## WHAT NEEDS TO BE DONE
Transcribe everything in the data word for word. Pictures are left out.

## INPUT DATA

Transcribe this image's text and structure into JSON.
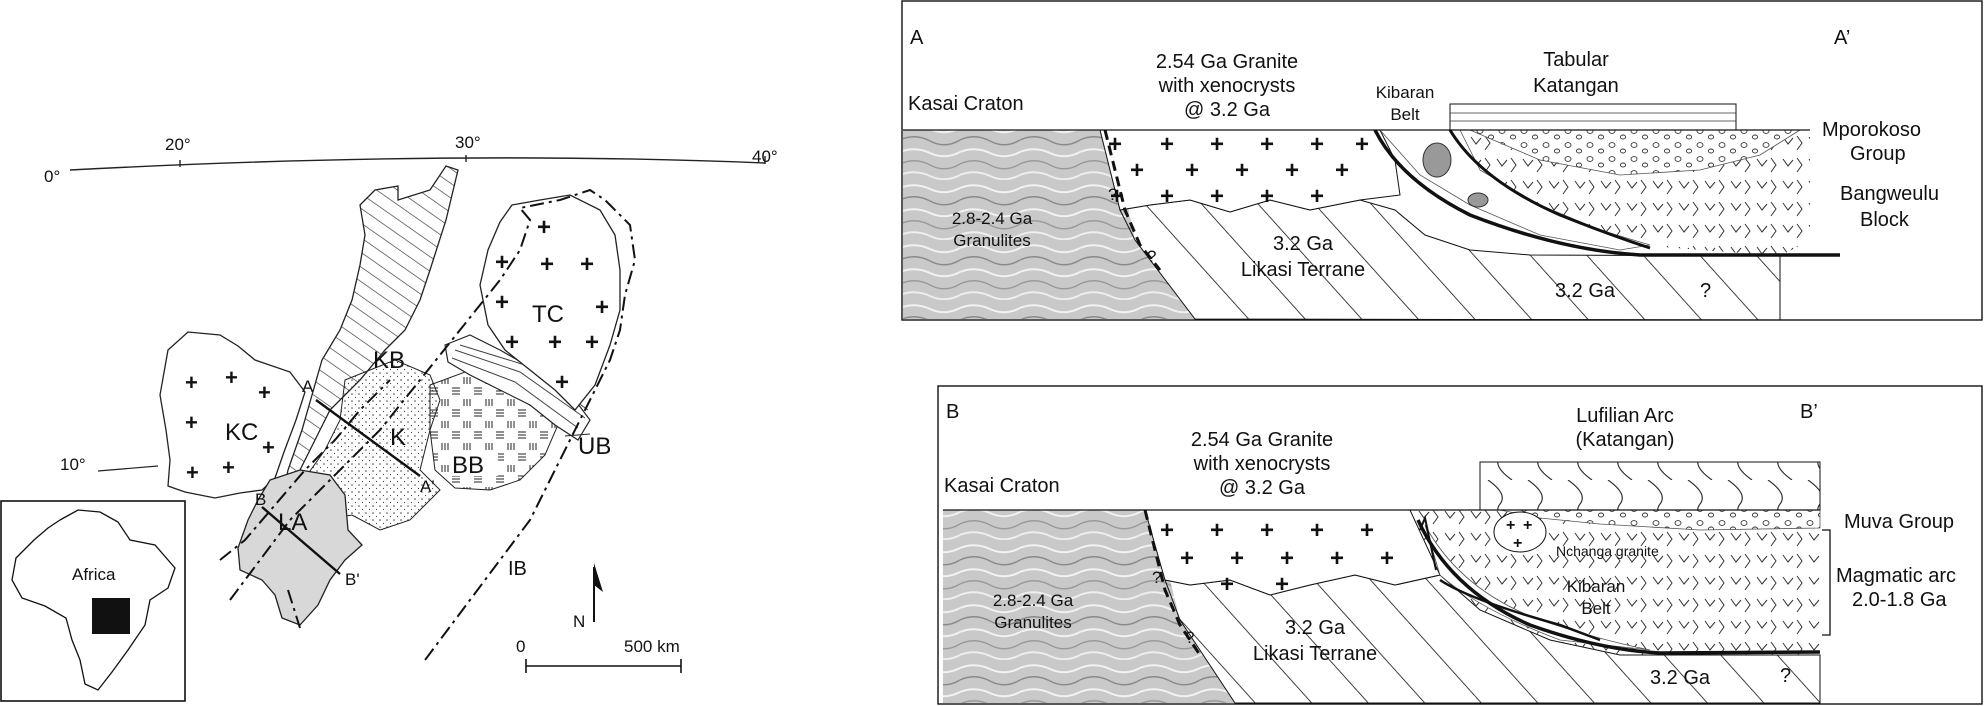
{
  "map": {
    "longitudes": [
      "0°",
      "20°",
      "30°",
      "40°"
    ],
    "latitude": "10°",
    "units": {
      "KC": "KC",
      "KB": "KB",
      "TC": "TC",
      "K": "K",
      "BB": "BB",
      "UB": "UB",
      "LA": "LA",
      "IB": "IB"
    },
    "section_ends": {
      "A": "A",
      "A_prime": "A'",
      "B": "B",
      "B_prime": "B'"
    },
    "inset_label": "Africa",
    "north_label": "N",
    "scale": {
      "start": "0",
      "end": "500 km"
    }
  },
  "section_a": {
    "left_end": "A",
    "right_end": "A’",
    "kasai_craton": "Kasai Craton",
    "granite": [
      "2.54 Ga Granite",
      "with xenocrysts",
      "@ 3.2 Ga"
    ],
    "kibaran": [
      "Kibaran",
      "Belt"
    ],
    "tabular": [
      "Tabular",
      "Katangan"
    ],
    "mporokoso": [
      "Mporokoso",
      "Group"
    ],
    "bangweulu": [
      "Bangweulu",
      "Block"
    ],
    "granulites": [
      "2.8-2.4 Ga",
      "Granulites"
    ],
    "likasi": [
      "3.2 Ga",
      "Likasi Terrane"
    ],
    "basement_age": "3.2 Ga",
    "question_marks": [
      "?",
      "?",
      "?"
    ]
  },
  "section_b": {
    "left_end": "B",
    "right_end": "B’",
    "kasai_craton": "Kasai Craton",
    "granite": [
      "2.54 Ga Granite",
      "with xenocrysts",
      "@ 3.2 Ga"
    ],
    "lufilian": [
      "Lufilian Arc",
      "(Katangan)"
    ],
    "muva": "Muva Group",
    "nchanga": "Nchanga granite",
    "kibaran": [
      "Kibaran",
      "Belt"
    ],
    "magmatic_arc": [
      "Magmatic arc",
      "2.0-1.8 Ga"
    ],
    "granulites": [
      "2.8-2.4 Ga",
      "Granulites"
    ],
    "likasi": [
      "3.2 Ga",
      "Likasi Terrane"
    ],
    "basement_age": "3.2 Ga",
    "question_marks": [
      "?",
      "?",
      "?"
    ]
  }
}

## ANSWER BELOW
Transcribe this image's text and structure into JSON.
{
  "map": {
    "longitudes": [
      "0°",
      "20°",
      "30°",
      "40°"
    ],
    "latitude": "10°",
    "units": {
      "KC": "KC",
      "KB": "KB",
      "TC": "TC",
      "K": "K",
      "BB": "BB",
      "UB": "UB",
      "LA": "LA",
      "IB": "IB"
    },
    "section_ends": {
      "A": "A",
      "A_prime": "A'",
      "B": "B",
      "B_prime": "B'"
    },
    "inset_label": "Africa",
    "north_label": "N",
    "scale": {
      "start": "0",
      "end": "500 km"
    }
  },
  "section_a": {
    "left_end": "A",
    "right_end": "A’",
    "kasai_craton": "Kasai Craton",
    "granite": [
      "2.54 Ga Granite",
      "with xenocrysts",
      "@ 3.2 Ga"
    ],
    "kibaran": [
      "Kibaran",
      "Belt"
    ],
    "tabular": [
      "Tabular",
      "Katangan"
    ],
    "mporokoso": [
      "Mporokoso",
      "Group"
    ],
    "bangweulu": [
      "Bangweulu",
      "Block"
    ],
    "granulites": [
      "2.8-2.4 Ga",
      "Granulites"
    ],
    "likasi": [
      "3.2 Ga",
      "Likasi Terrane"
    ],
    "basement_age": "3.2 Ga",
    "question_marks": [
      "?",
      "?",
      "?"
    ]
  },
  "section_b": {
    "left_end": "B",
    "right_end": "B’",
    "kasai_craton": "Kasai Craton",
    "granite": [
      "2.54 Ga Granite",
      "with xenocrysts",
      "@ 3.2 Ga"
    ],
    "lufilian": [
      "Lufilian Arc",
      "(Katangan)"
    ],
    "muva": "Muva Group",
    "nchanga": "Nchanga granite",
    "kibaran": [
      "Kibaran",
      "Belt"
    ],
    "magmatic_arc": [
      "Magmatic arc",
      "2.0-1.8 Ga"
    ],
    "granulites": [
      "2.8-2.4 Ga",
      "Granulites"
    ],
    "likasi": [
      "3.2 Ga",
      "Likasi Terrane"
    ],
    "basement_age": "3.2 Ga",
    "question_marks": [
      "?",
      "?",
      "?"
    ]
  }
}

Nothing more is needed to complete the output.